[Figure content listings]
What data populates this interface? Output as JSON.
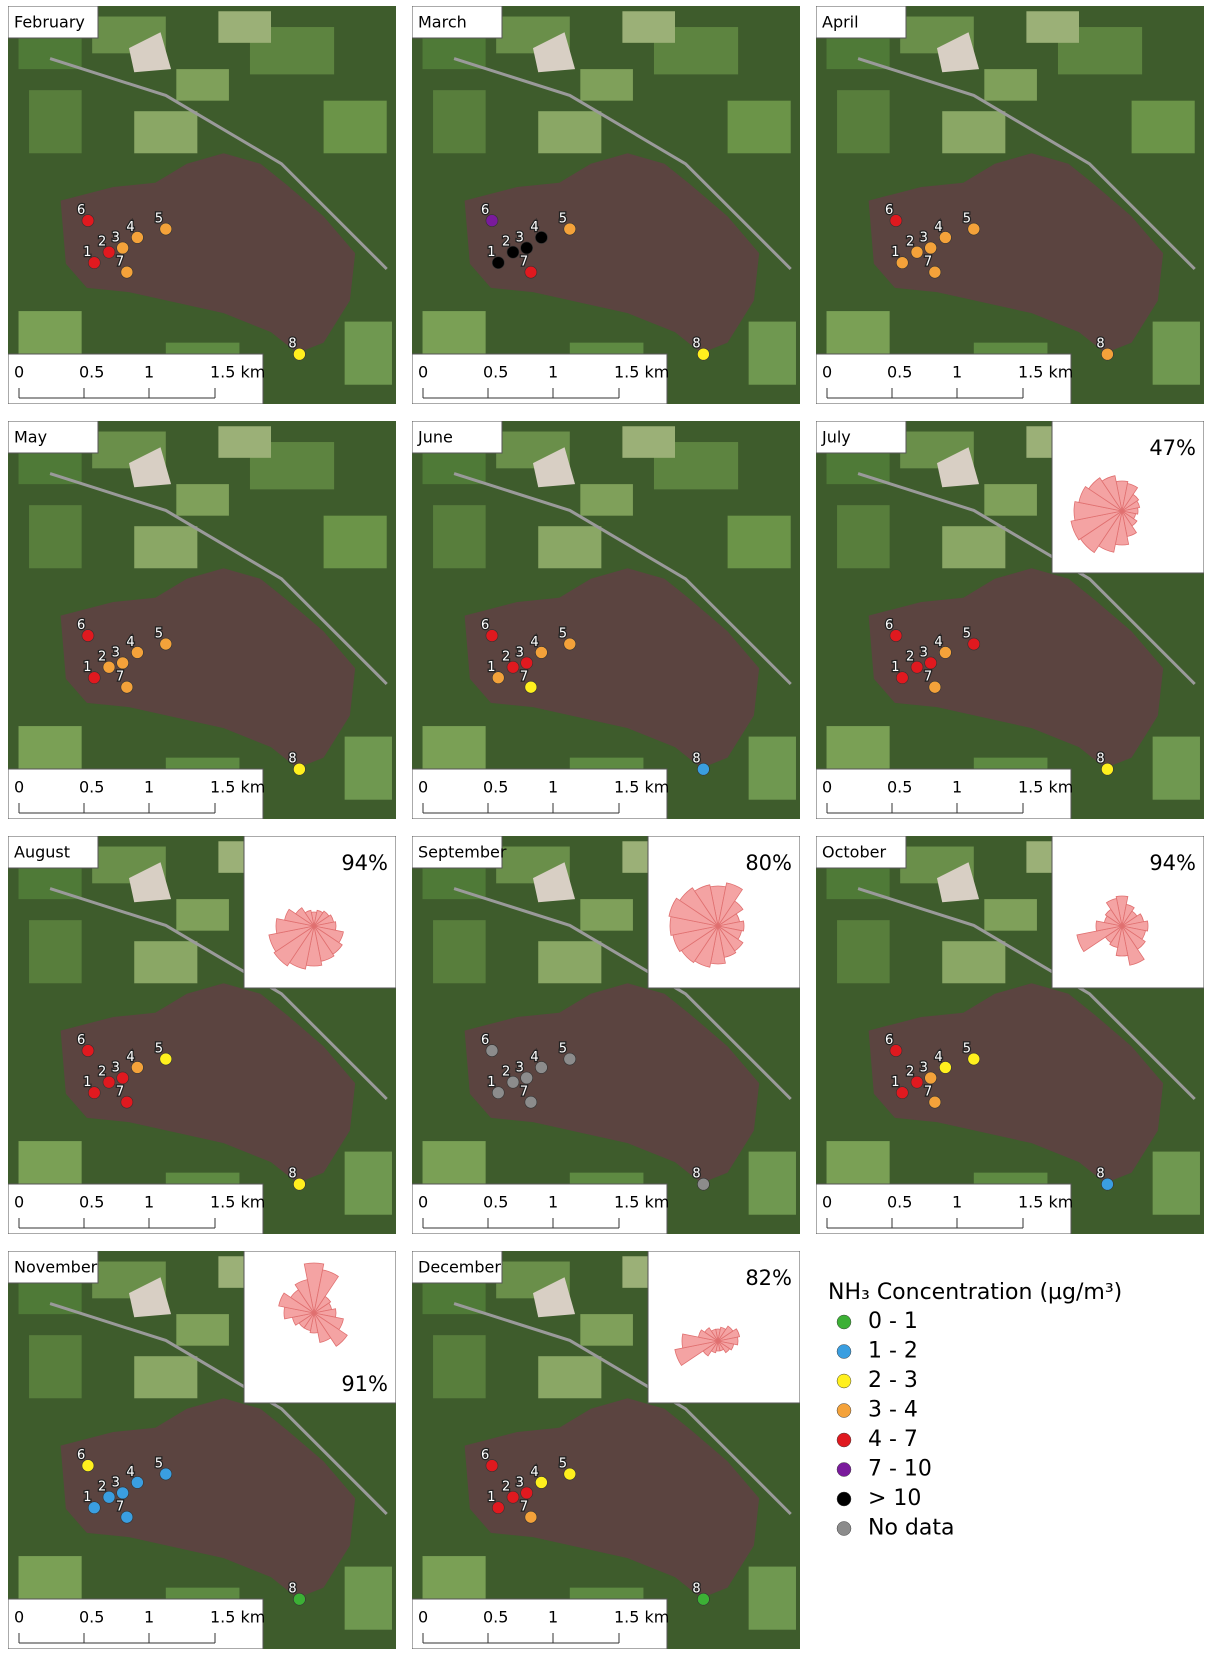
{
  "legend": {
    "title": "NH₃ Concentration (µg/m³)",
    "entries": [
      {
        "label": "0 - 1",
        "color": "#3cb035"
      },
      {
        "label": "1 - 2",
        "color": "#3a9ee0"
      },
      {
        "label": "2 - 3",
        "color": "#fff01e"
      },
      {
        "label": "3 - 4",
        "color": "#f4a23a"
      },
      {
        "label": "4 - 7",
        "color": "#e0191f"
      },
      {
        "label": "7 - 10",
        "color": "#7a1a9c"
      },
      {
        "label": "> 10",
        "color": "#000000"
      },
      {
        "label": "No data",
        "color": "#8c8c8c"
      }
    ]
  },
  "site_labels": [
    "1",
    "2",
    "3",
    "4",
    "5",
    "6",
    "7",
    "8"
  ],
  "scale_bar": {
    "labels": [
      "0",
      "0.5",
      "1",
      "1.5 km"
    ]
  },
  "panels": [
    {
      "month": "February",
      "sites": [
        "4 - 7",
        "4 - 7",
        "3 - 4",
        "3 - 4",
        "3 - 4",
        "4 - 7",
        "3 - 4",
        "2 - 3"
      ]
    },
    {
      "month": "March",
      "sites": [
        "> 10",
        "> 10",
        "> 10",
        "> 10",
        "3 - 4",
        "7 - 10",
        "4 - 7",
        "2 - 3"
      ]
    },
    {
      "month": "April",
      "sites": [
        "3 - 4",
        "3 - 4",
        "3 - 4",
        "3 - 4",
        "3 - 4",
        "4 - 7",
        "3 - 4",
        "3 - 4"
      ]
    },
    {
      "month": "May",
      "sites": [
        "4 - 7",
        "3 - 4",
        "3 - 4",
        "3 - 4",
        "3 - 4",
        "4 - 7",
        "3 - 4",
        "2 - 3"
      ]
    },
    {
      "month": "June",
      "sites": [
        "3 - 4",
        "4 - 7",
        "4 - 7",
        "3 - 4",
        "3 - 4",
        "4 - 7",
        "2 - 3",
        "1 - 2"
      ]
    },
    {
      "month": "July",
      "sites": [
        "4 - 7",
        "4 - 7",
        "4 - 7",
        "3 - 4",
        "4 - 7",
        "4 - 7",
        "3 - 4",
        "2 - 3"
      ],
      "wind_rose": "47%"
    },
    {
      "month": "August",
      "sites": [
        "4 - 7",
        "4 - 7",
        "4 - 7",
        "3 - 4",
        "2 - 3",
        "4 - 7",
        "4 - 7",
        "2 - 3"
      ],
      "wind_rose": "94%"
    },
    {
      "month": "September",
      "sites": [
        "No data",
        "No data",
        "No data",
        "No data",
        "No data",
        "No data",
        "No data",
        "No data"
      ],
      "wind_rose": "80%"
    },
    {
      "month": "October",
      "sites": [
        "4 - 7",
        "4 - 7",
        "3 - 4",
        "2 - 3",
        "2 - 3",
        "4 - 7",
        "3 - 4",
        "1 - 2"
      ],
      "wind_rose": "94%"
    },
    {
      "month": "November",
      "sites": [
        "1 - 2",
        "1 - 2",
        "1 - 2",
        "1 - 2",
        "1 - 2",
        "2 - 3",
        "1 - 2",
        "0 - 1"
      ],
      "wind_rose": "91%"
    },
    {
      "month": "December",
      "sites": [
        "4 - 7",
        "4 - 7",
        "4 - 7",
        "2 - 3",
        "2 - 3",
        "4 - 7",
        "3 - 4",
        "0 - 1"
      ],
      "wind_rose": "82%"
    }
  ]
}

◆ Request ◆
Leave out the pictures, and give all the records again exactly.

◆ Answer to the exercise ◆
What data populates this interface? Output as JSON.
{
  "legend": {
    "title": "NH₃ Concentration (µg/m³)",
    "entries": [
      {
        "label": "0 - 1",
        "color": "#3cb035"
      },
      {
        "label": "1 - 2",
        "color": "#3a9ee0"
      },
      {
        "label": "2 - 3",
        "color": "#fff01e"
      },
      {
        "label": "3 - 4",
        "color": "#f4a23a"
      },
      {
        "label": "4 - 7",
        "color": "#e0191f"
      },
      {
        "label": "7 - 10",
        "color": "#7a1a9c"
      },
      {
        "label": "> 10",
        "color": "#000000"
      },
      {
        "label": "No data",
        "color": "#8c8c8c"
      }
    ]
  },
  "site_labels": [
    "1",
    "2",
    "3",
    "4",
    "5",
    "6",
    "7",
    "8"
  ],
  "scale_bar": {
    "labels": [
      "0",
      "0.5",
      "1",
      "1.5 km"
    ]
  },
  "panels": [
    {
      "month": "February",
      "sites": [
        "4 - 7",
        "4 - 7",
        "3 - 4",
        "3 - 4",
        "3 - 4",
        "4 - 7",
        "3 - 4",
        "2 - 3"
      ]
    },
    {
      "month": "March",
      "sites": [
        "> 10",
        "> 10",
        "> 10",
        "> 10",
        "3 - 4",
        "7 - 10",
        "4 - 7",
        "2 - 3"
      ]
    },
    {
      "month": "April",
      "sites": [
        "3 - 4",
        "3 - 4",
        "3 - 4",
        "3 - 4",
        "3 - 4",
        "4 - 7",
        "3 - 4",
        "3 - 4"
      ]
    },
    {
      "month": "May",
      "sites": [
        "4 - 7",
        "3 - 4",
        "3 - 4",
        "3 - 4",
        "3 - 4",
        "4 - 7",
        "3 - 4",
        "2 - 3"
      ]
    },
    {
      "month": "June",
      "sites": [
        "3 - 4",
        "4 - 7",
        "4 - 7",
        "3 - 4",
        "3 - 4",
        "4 - 7",
        "2 - 3",
        "1 - 2"
      ]
    },
    {
      "month": "July",
      "sites": [
        "4 - 7",
        "4 - 7",
        "4 - 7",
        "3 - 4",
        "4 - 7",
        "4 - 7",
        "3 - 4",
        "2 - 3"
      ],
      "wind_rose": "47%"
    },
    {
      "month": "August",
      "sites": [
        "4 - 7",
        "4 - 7",
        "4 - 7",
        "3 - 4",
        "2 - 3",
        "4 - 7",
        "4 - 7",
        "2 - 3"
      ],
      "wind_rose": "94%"
    },
    {
      "month": "September",
      "sites": [
        "No data",
        "No data",
        "No data",
        "No data",
        "No data",
        "No data",
        "No data",
        "No data"
      ],
      "wind_rose": "80%"
    },
    {
      "month": "October",
      "sites": [
        "4 - 7",
        "4 - 7",
        "3 - 4",
        "2 - 3",
        "2 - 3",
        "4 - 7",
        "3 - 4",
        "1 - 2"
      ],
      "wind_rose": "94%"
    },
    {
      "month": "November",
      "sites": [
        "1 - 2",
        "1 - 2",
        "1 - 2",
        "1 - 2",
        "1 - 2",
        "2 - 3",
        "1 - 2",
        "0 - 1"
      ],
      "wind_rose": "91%"
    },
    {
      "month": "December",
      "sites": [
        "4 - 7",
        "4 - 7",
        "4 - 7",
        "2 - 3",
        "2 - 3",
        "4 - 7",
        "3 - 4",
        "0 - 1"
      ],
      "wind_rose": "82%"
    }
  ]
}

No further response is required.